*TASK TO CARRY OUT*
Return a copy of each line that holds the string "color".

──────── THE INPUT

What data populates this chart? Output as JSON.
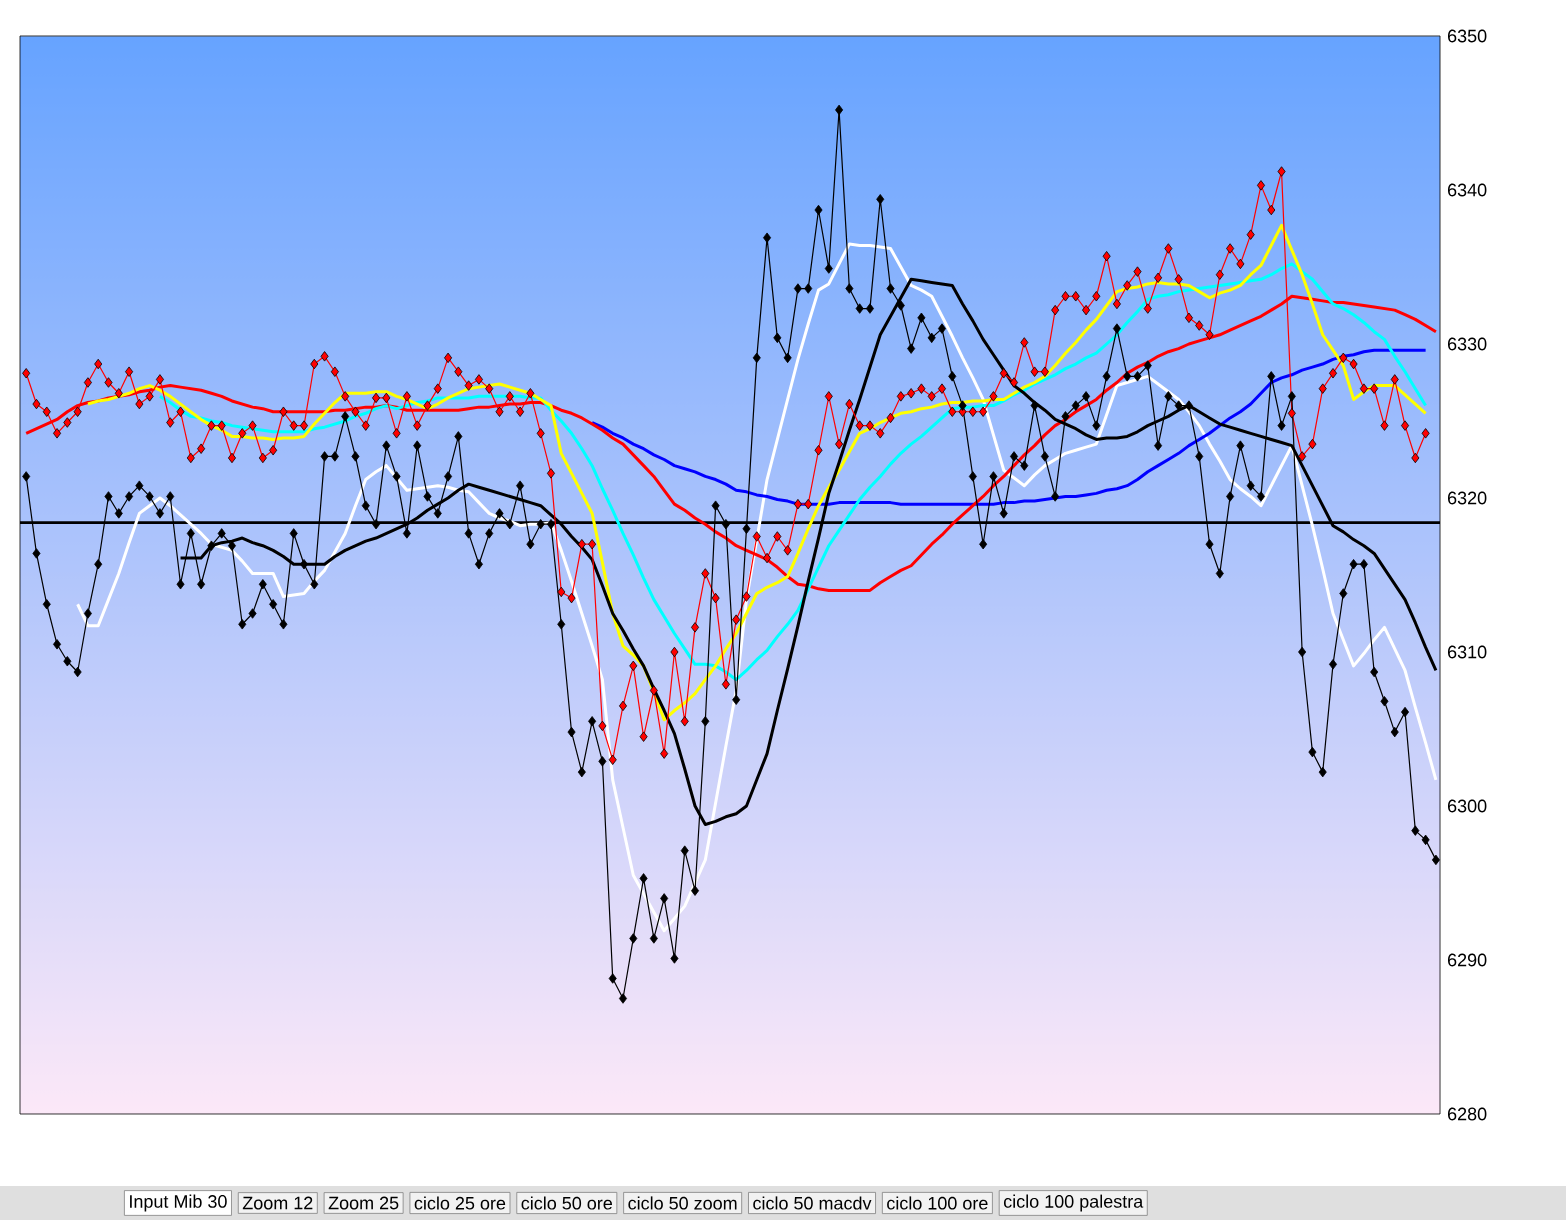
{
  "chart_data": {
    "type": "line",
    "ylim": [
      6280,
      6350
    ],
    "yticks": [
      6280,
      6290,
      6300,
      6310,
      6320,
      6330,
      6340,
      6350
    ],
    "tick_labels": "y",
    "categories": [
      null,
      null,
      null,
      null,
      null,
      null,
      null,
      null,
      null,
      null,
      null,
      null,
      null,
      null,
      null,
      null,
      null,
      null,
      null,
      null,
      null,
      null,
      null,
      null,
      null,
      null,
      null,
      null,
      null,
      null,
      null,
      null,
      null,
      null,
      null,
      null,
      null,
      null,
      null,
      null,
      null,
      null,
      null,
      null,
      null,
      null,
      null,
      null,
      null,
      null,
      null,
      null,
      null,
      null,
      null,
      null,
      null,
      null,
      null,
      null,
      null,
      null,
      null,
      null,
      null,
      null,
      null,
      null,
      null,
      null,
      null,
      null,
      null,
      null,
      null,
      null,
      null,
      null,
      null,
      null,
      null,
      null,
      null,
      null,
      null,
      null,
      null,
      null,
      null,
      null,
      null,
      null,
      null,
      null,
      null,
      null,
      null,
      null,
      null,
      null,
      null,
      null,
      null,
      null,
      null,
      null,
      null,
      null,
      null,
      null,
      null,
      null,
      null,
      null,
      null,
      null,
      null,
      null,
      null,
      null,
      null,
      null,
      null,
      null,
      null,
      null,
      null,
      null,
      null,
      null,
      null,
      null,
      null,
      null,
      null,
      null,
      null,
      null
    ],
    "ref_lines": [
      {
        "axis": "y",
        "value": 6318.4,
        "color": "#000000"
      }
    ],
    "annotations": [
      "Input Mib 30",
      "Zoom 12",
      "Zoom 25",
      "ciclo 25 ore",
      "ciclo 50 ore",
      "ciclo 50 zoom",
      "ciclo 50 macdv",
      "ciclo 100 ore",
      "ciclo 100 palestra"
    ],
    "series": [
      {
        "color": "#ffffff",
        "values": [
          null,
          null,
          null,
          null,
          null,
          6313.1,
          6311.7,
          6311.7,
          6313.4,
          6315.1,
          6317.1,
          6319.0,
          6319.5,
          6320.0,
          6319.5,
          6318.9,
          6318.3,
          6317.7,
          6317.0,
          6316.8,
          6316.6,
          6315.9,
          6315.1,
          6315.1,
          6315.1,
          6313.6,
          6313.7,
          6313.8,
          6314.6,
          6315.3,
          6316.5,
          6317.7,
          6319.5,
          6321.2,
          6321.7,
          6322.1,
          6321.3,
          6320.5,
          6320.6,
          6320.7,
          6320.8,
          6320.7,
          6320.5,
          6320.4,
          6319.7,
          6319.0,
          6318.7,
          6318.5,
          6318.2,
          6318.3,
          6318.3,
          6318.4,
          6316.6,
          6314.6,
          6312.5,
          6310.4,
          6308.2,
          6301.7,
          6298.6,
          6295.5,
          6294.3,
          6293.1,
          6291.9,
          6292.7,
          6293.5,
          6295.0,
          6296.5,
          6300.2,
          6303.9,
          6307.5,
          6313.4,
          6317.3,
          6321.2,
          6323.8,
          6326.4,
          6329.0,
          6331.3,
          6333.5,
          6333.9,
          6335.2,
          6336.5,
          6336.4,
          6336.4,
          6336.3,
          6336.2,
          6335.0,
          6333.8,
          6333.5,
          6333.1,
          6331.8,
          6330.5,
          6329.1,
          6327.8,
          6326.4,
          6324.1,
          6321.8,
          6321.3,
          6320.8,
          6321.5,
          6322.1,
          6322.5,
          6322.9,
          6323.1,
          6323.3,
          6323.5,
          6325.4,
          6327.3,
          6327.5,
          6327.7,
          6327.9,
          6327.4,
          6326.9,
          6326.4,
          6325.6,
          6324.7,
          6323.5,
          6322.4,
          6321.2,
          6320.6,
          6320.1,
          6319.5,
          6320.8,
          6322.1,
          6323.4,
          6320.8,
          6318.2,
          6315.4,
          6312.5,
          6310.8,
          6309.1,
          6309.9,
          6310.8,
          6311.6,
          6310.2,
          6308.8,
          6306.4,
          6304.1,
          6301.7
        ]
      },
      {
        "color": "#0000ff",
        "values": [
          null,
          null,
          null,
          null,
          null,
          null,
          null,
          null,
          null,
          null,
          null,
          null,
          null,
          null,
          null,
          null,
          null,
          null,
          null,
          null,
          null,
          null,
          null,
          null,
          null,
          null,
          null,
          null,
          null,
          null,
          null,
          null,
          null,
          null,
          null,
          null,
          null,
          null,
          null,
          null,
          null,
          null,
          null,
          null,
          null,
          null,
          null,
          null,
          null,
          null,
          null,
          null,
          null,
          null,
          null,
          6324.9,
          6324.6,
          6324.2,
          6323.9,
          6323.5,
          6323.2,
          6322.8,
          6322.5,
          6322.1,
          6321.9,
          6321.7,
          6321.4,
          6321.2,
          6320.9,
          6320.5,
          6320.4,
          6320.2,
          6320.1,
          6319.9,
          6319.8,
          6319.6,
          6319.6,
          6319.6,
          6319.6,
          6319.7,
          6319.7,
          6319.7,
          6319.7,
          6319.7,
          6319.7,
          6319.6,
          6319.6,
          6319.6,
          6319.6,
          6319.6,
          6319.6,
          6319.6,
          6319.6,
          6319.6,
          6319.6,
          6319.7,
          6319.7,
          6319.8,
          6319.8,
          6319.9,
          6320.0,
          6320.1,
          6320.1,
          6320.2,
          6320.3,
          6320.5,
          6320.6,
          6320.8,
          6321.2,
          6321.7,
          6322.1,
          6322.5,
          6322.9,
          6323.4,
          6323.8,
          6324.2,
          6324.7,
          6325.2,
          6325.6,
          6326.1,
          6326.8,
          6327.5,
          6327.8,
          6328.0,
          6328.3,
          6328.5,
          6328.7,
          6329.0,
          6329.2,
          6329.3,
          6329.5,
          6329.6,
          6329.6,
          6329.6,
          6329.6,
          6329.6,
          6329.6,
          null
        ]
      },
      {
        "color": "#ff0000",
        "values": [
          6324.2,
          6324.5,
          6324.8,
          6325.1,
          6325.6,
          6326.0,
          6326.2,
          6326.3,
          6326.5,
          6326.6,
          6326.7,
          6326.9,
          6327.0,
          6327.2,
          6327.3,
          6327.2,
          6327.1,
          6327.0,
          6326.8,
          6326.6,
          6326.3,
          6326.1,
          6325.9,
          6325.8,
          6325.6,
          6325.6,
          6325.6,
          6325.6,
          6325.6,
          6325.6,
          6325.7,
          6325.7,
          6325.8,
          6325.9,
          6325.9,
          6326.0,
          6325.9,
          6325.7,
          6325.7,
          6325.7,
          6325.7,
          6325.7,
          6325.7,
          6325.8,
          6325.9,
          6325.9,
          6326.0,
          6326.1,
          6326.1,
          6326.2,
          6326.2,
          6326.0,
          6325.7,
          6325.5,
          6325.2,
          6324.8,
          6324.4,
          6323.9,
          6323.5,
          6322.8,
          6322.1,
          6321.4,
          6320.5,
          6319.6,
          6319.2,
          6318.7,
          6318.3,
          6317.8,
          6317.4,
          6316.9,
          6316.6,
          6316.3,
          6316.0,
          6315.5,
          6314.9,
          6314.4,
          6314.3,
          6314.1,
          6314.0,
          6314.0,
          6314.0,
          6314.0,
          6314.0,
          6314.5,
          6314.9,
          6315.3,
          6315.6,
          6316.3,
          6317.0,
          6317.6,
          6318.3,
          6318.9,
          6319.5,
          6320.1,
          6320.8,
          6321.4,
          6322.1,
          6322.8,
          6323.4,
          6324.1,
          6324.7,
          6325.1,
          6325.6,
          6326.0,
          6326.4,
          6327.0,
          6327.5,
          6328.1,
          6328.5,
          6328.8,
          6329.2,
          6329.5,
          6329.7,
          6330.0,
          6330.2,
          6330.4,
          6330.6,
          6330.9,
          6331.2,
          6331.5,
          6331.8,
          6332.2,
          6332.6,
          6333.1,
          6333.0,
          6332.9,
          6332.8,
          6332.7,
          6332.7,
          6332.6,
          6332.5,
          6332.4,
          6332.3,
          6332.2,
          6331.9,
          6331.6,
          6331.2,
          6330.8
        ]
      },
      {
        "color": "#00ffff",
        "values": [
          null,
          null,
          null,
          null,
          null,
          null,
          null,
          null,
          null,
          null,
          null,
          null,
          null,
          6326.6,
          6326.2,
          6325.7,
          6325.3,
          6325.2,
          6325.0,
          6324.9,
          6324.7,
          6324.6,
          6324.5,
          6324.4,
          6324.3,
          6324.3,
          6324.3,
          6324.3,
          6324.5,
          6324.6,
          6324.8,
          6325.0,
          6325.3,
          6325.5,
          6325.8,
          6326.0,
          6325.8,
          6326.0,
          6326.2,
          6326.3,
          6326.5,
          6326.5,
          6326.5,
          6326.5,
          6326.6,
          6326.6,
          6326.6,
          6326.6,
          6326.6,
          6326.5,
          6326.5,
          6325.7,
          6325.0,
          6324.2,
          6323.2,
          6322.1,
          6320.6,
          6319.2,
          6317.7,
          6316.3,
          6314.8,
          6313.4,
          6312.3,
          6311.2,
          6310.2,
          6309.2,
          6309.2,
          6309.1,
          6308.7,
          6308.2,
          6308.8,
          6309.5,
          6310.1,
          6311.0,
          6311.8,
          6312.7,
          6314.1,
          6315.5,
          6316.9,
          6317.9,
          6318.9,
          6319.9,
          6320.7,
          6321.4,
          6322.2,
          6322.9,
          6323.5,
          6324.0,
          6324.6,
          6325.2,
          6325.8,
          6325.9,
          6325.9,
          6326.0,
          6326.0,
          6326.3,
          6326.7,
          6327.0,
          6327.4,
          6327.7,
          6328.0,
          6328.4,
          6328.7,
          6329.1,
          6329.4,
          6330.0,
          6330.6,
          6331.4,
          6332.1,
          6332.9,
          6333.1,
          6333.2,
          6333.4,
          6333.5,
          6333.6,
          6333.7,
          6333.8,
          6333.9,
          6334.0,
          6334.1,
          6334.2,
          6334.5,
          6334.9,
          6335.2,
          6334.7,
          6334.2,
          6333.4,
          6332.6,
          6332.3,
          6331.9,
          6331.4,
          6330.8,
          6330.3,
          6329.2,
          6328.2,
          6327.1,
          6326.0,
          null
        ]
      },
      {
        "color": "#ffff00",
        "values": [
          null,
          null,
          null,
          null,
          null,
          null,
          6326.1,
          6326.3,
          6326.4,
          6326.6,
          6326.8,
          6327.1,
          6327.3,
          6327.0,
          6326.6,
          6326.1,
          6325.6,
          6325.1,
          6324.7,
          6324.4,
          6324.0,
          6324.0,
          6323.9,
          6323.9,
          6323.8,
          6323.9,
          6323.9,
          6324.0,
          6324.8,
          6325.5,
          6326.2,
          6326.8,
          6326.8,
          6326.8,
          6326.9,
          6326.9,
          6326.6,
          6326.4,
          6326.1,
          6325.8,
          6326.1,
          6326.5,
          6326.8,
          6327.1,
          6327.2,
          6327.3,
          6327.4,
          6327.2,
          6327.0,
          6326.8,
          6326.4,
          6326.0,
          6322.9,
          6321.6,
          6320.3,
          6319.0,
          6315.8,
          6312.5,
          6310.4,
          6309.8,
          6309.1,
          6307.4,
          6305.6,
          6306.2,
          6306.7,
          6307.3,
          6308.2,
          6309.1,
          6310.2,
          6311.2,
          6312.5,
          6313.8,
          6314.2,
          6314.5,
          6314.9,
          6316.4,
          6318.0,
          6319.5,
          6320.7,
          6321.8,
          6323.0,
          6324.2,
          6324.5,
          6324.9,
          6325.2,
          6325.5,
          6325.6,
          6325.8,
          6325.9,
          6326.1,
          6326.2,
          6326.2,
          6326.3,
          6326.3,
          6326.4,
          6326.4,
          6326.8,
          6327.2,
          6327.5,
          6327.9,
          6328.6,
          6329.4,
          6330.1,
          6330.9,
          6331.6,
          6332.5,
          6333.4,
          6333.6,
          6333.7,
          6333.9,
          6334.0,
          6333.9,
          6333.9,
          6333.8,
          6333.4,
          6333.0,
          6333.3,
          6333.5,
          6333.8,
          6334.5,
          6335.1,
          6336.4,
          6337.7,
          6336.1,
          6334.5,
          6332.6,
          6330.6,
          6329.6,
          6328.6,
          6326.4,
          6326.9,
          6327.3,
          6327.3,
          6327.3,
          6326.7,
          6326.1,
          6325.5,
          null
        ]
      },
      {
        "color": "#000000",
        "values": [
          null,
          null,
          null,
          null,
          null,
          null,
          null,
          null,
          null,
          null,
          null,
          null,
          null,
          null,
          null,
          6316.1,
          6316.1,
          6316.1,
          6316.9,
          6317.1,
          6317.2,
          6317.4,
          6317.1,
          6316.9,
          6316.6,
          6316.2,
          6315.7,
          6315.7,
          6315.7,
          6315.7,
          6316.2,
          6316.6,
          6316.9,
          6317.2,
          6317.4,
          6317.7,
          6318.0,
          6318.3,
          6318.7,
          6319.2,
          6319.6,
          6320.0,
          6320.5,
          6320.9,
          6320.7,
          6320.5,
          6320.3,
          6320.1,
          6319.9,
          6319.7,
          6319.5,
          6318.9,
          6318.3,
          6317.5,
          6316.8,
          6316.0,
          6314.3,
          6312.5,
          6311.4,
          6310.2,
          6309.1,
          6307.6,
          6306.2,
          6304.7,
          6302.4,
          6300.0,
          6298.8,
          6299.0,
          6299.3,
          6299.5,
          6300.0,
          6301.7,
          6303.4,
          6306.2,
          6308.9,
          6311.7,
          6314.6,
          6317.4,
          6320.3,
          6322.3,
          6324.4,
          6326.4,
          6328.5,
          6330.6,
          6331.8,
          6333.0,
          6334.2,
          6334.1,
          6334.0,
          6333.9,
          6333.8,
          6332.6,
          6331.5,
          6330.3,
          6329.3,
          6328.3,
          6327.3,
          6326.8,
          6326.2,
          6325.7,
          6325.1,
          6324.8,
          6324.5,
          6324.1,
          6323.8,
          6323.9,
          6323.9,
          6324.0,
          6324.3,
          6324.7,
          6325.0,
          6325.3,
          6325.7,
          6326.0,
          6325.6,
          6325.2,
          6324.8,
          6324.6,
          6324.4,
          6324.2,
          6324.0,
          6323.8,
          6323.6,
          6323.4,
          6322.1,
          6320.8,
          6319.5,
          6318.2,
          6317.8,
          6317.3,
          6316.9,
          6316.4,
          6315.4,
          6314.4,
          6313.4,
          6311.9,
          6310.3,
          6308.8
        ]
      },
      {
        "color": "#ff0000",
        "marker": "diamond",
        "values": [
          6328.1,
          6326.1,
          6325.6,
          6324.2,
          6324.9,
          6325.6,
          6327.5,
          6328.7,
          6327.5,
          6326.8,
          6328.2,
          6326.1,
          6326.6,
          6327.7,
          6324.9,
          6325.6,
          6322.6,
          6323.2,
          6324.7,
          6324.7,
          6322.6,
          6324.2,
          6324.7,
          6322.6,
          6323.1,
          6325.6,
          6324.7,
          6324.7,
          6328.7,
          6329.2,
          6328.2,
          6326.6,
          6325.6,
          6324.7,
          6326.5,
          6326.5,
          6324.2,
          6326.6,
          6324.7,
          6326.0,
          6327.1,
          6329.1,
          6328.2,
          6327.3,
          6327.7,
          6327.1,
          6325.6,
          6326.6,
          6325.6,
          6326.8,
          6324.2,
          6321.6,
          6313.9,
          6313.5,
          6317.0,
          6317.0,
          6305.2,
          6303.0,
          6306.5,
          6309.1,
          6304.5,
          6307.5,
          6303.4,
          6310.0,
          6305.5,
          6311.6,
          6315.1,
          6313.5,
          6307.9,
          6312.1,
          6313.6,
          6317.5,
          6316.1,
          6317.5,
          6316.6,
          6319.6,
          6319.6,
          6323.1,
          6326.6,
          6323.5,
          6326.1,
          6324.7,
          6324.7,
          6324.2,
          6325.2,
          6326.6,
          6326.8,
          6327.1,
          6326.6,
          6327.1,
          6325.6,
          6325.6,
          6325.6,
          6325.6,
          6326.6,
          6328.1,
          6327.5,
          6330.1,
          6328.2,
          6328.2,
          6332.2,
          6333.1,
          6333.1,
          6332.2,
          6333.1,
          6335.7,
          6332.6,
          6333.8,
          6334.7,
          6332.3,
          6334.3,
          6336.2,
          6334.2,
          6331.7,
          6331.2,
          6330.6,
          6334.5,
          6336.2,
          6335.2,
          6337.1,
          6340.3,
          6338.7,
          6341.2,
          6325.5,
          6322.7,
          6323.5,
          6327.1,
          6328.1,
          6329.1,
          6328.7,
          6327.1,
          6327.1,
          6324.7,
          6327.7,
          6324.7,
          6322.6,
          6324.2,
          null
        ]
      },
      {
        "color": "#000000",
        "marker": "diamond",
        "values": [
          6321.4,
          6316.4,
          6313.1,
          6310.5,
          6309.4,
          6308.7,
          6312.5,
          6315.7,
          6320.1,
          6319.0,
          6320.1,
          6320.8,
          6320.1,
          6319.0,
          6320.1,
          6314.4,
          6317.7,
          6314.4,
          6316.9,
          6317.7,
          6316.9,
          6311.8,
          6312.5,
          6314.4,
          6313.1,
          6311.8,
          6317.7,
          6315.7,
          6314.4,
          6322.7,
          6322.7,
          6325.3,
          6322.7,
          6319.5,
          6318.3,
          6323.4,
          6321.4,
          6317.7,
          6323.4,
          6320.1,
          6319.0,
          6321.4,
          6324.0,
          6317.7,
          6315.7,
          6317.7,
          6319.0,
          6318.3,
          6320.8,
          6317.0,
          6318.3,
          6318.3,
          6311.8,
          6304.8,
          6302.2,
          6305.5,
          6302.9,
          6288.8,
          6287.5,
          6291.4,
          6295.3,
          6291.4,
          6294.0,
          6290.1,
          6297.1,
          6294.5,
          6305.5,
          6319.5,
          6318.3,
          6306.9,
          6318.0,
          6329.1,
          6336.9,
          6330.4,
          6329.1,
          6333.6,
          6333.6,
          6338.7,
          6334.9,
          6345.2,
          6333.6,
          6332.3,
          6332.3,
          6339.4,
          6333.6,
          6332.5,
          6329.7,
          6331.7,
          6330.4,
          6331.0,
          6327.9,
          6326.0,
          6321.4,
          6317.0,
          6321.4,
          6319.0,
          6322.7,
          6322.1,
          6326.0,
          6322.7,
          6320.1,
          6325.3,
          6326.0,
          6326.6,
          6324.7,
          6327.9,
          6331.0,
          6327.9,
          6327.9,
          6328.6,
          6323.4,
          6326.6,
          6326.0,
          6326.0,
          6322.7,
          6317.0,
          6315.1,
          6320.1,
          6323.4,
          6320.8,
          6320.1,
          6327.9,
          6324.7,
          6326.6,
          6310.0,
          6303.5,
          6302.2,
          6309.2,
          6313.8,
          6315.7,
          6315.7,
          6308.7,
          6306.8,
          6304.8,
          6306.1,
          6298.4,
          6297.8,
          6296.5
        ]
      }
    ]
  }
}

────────────────

*ANSWER TO THE PROBLEM*
        "color": "#000000"
        "color": "#ffffff",
        "color": "#0000ff",
        "color": "#ff0000",
        "color": "#00ffff",
        "color": "#ffff00",
        "color": "#000000",
        "color": "#ff0000",
        "color": "#000000",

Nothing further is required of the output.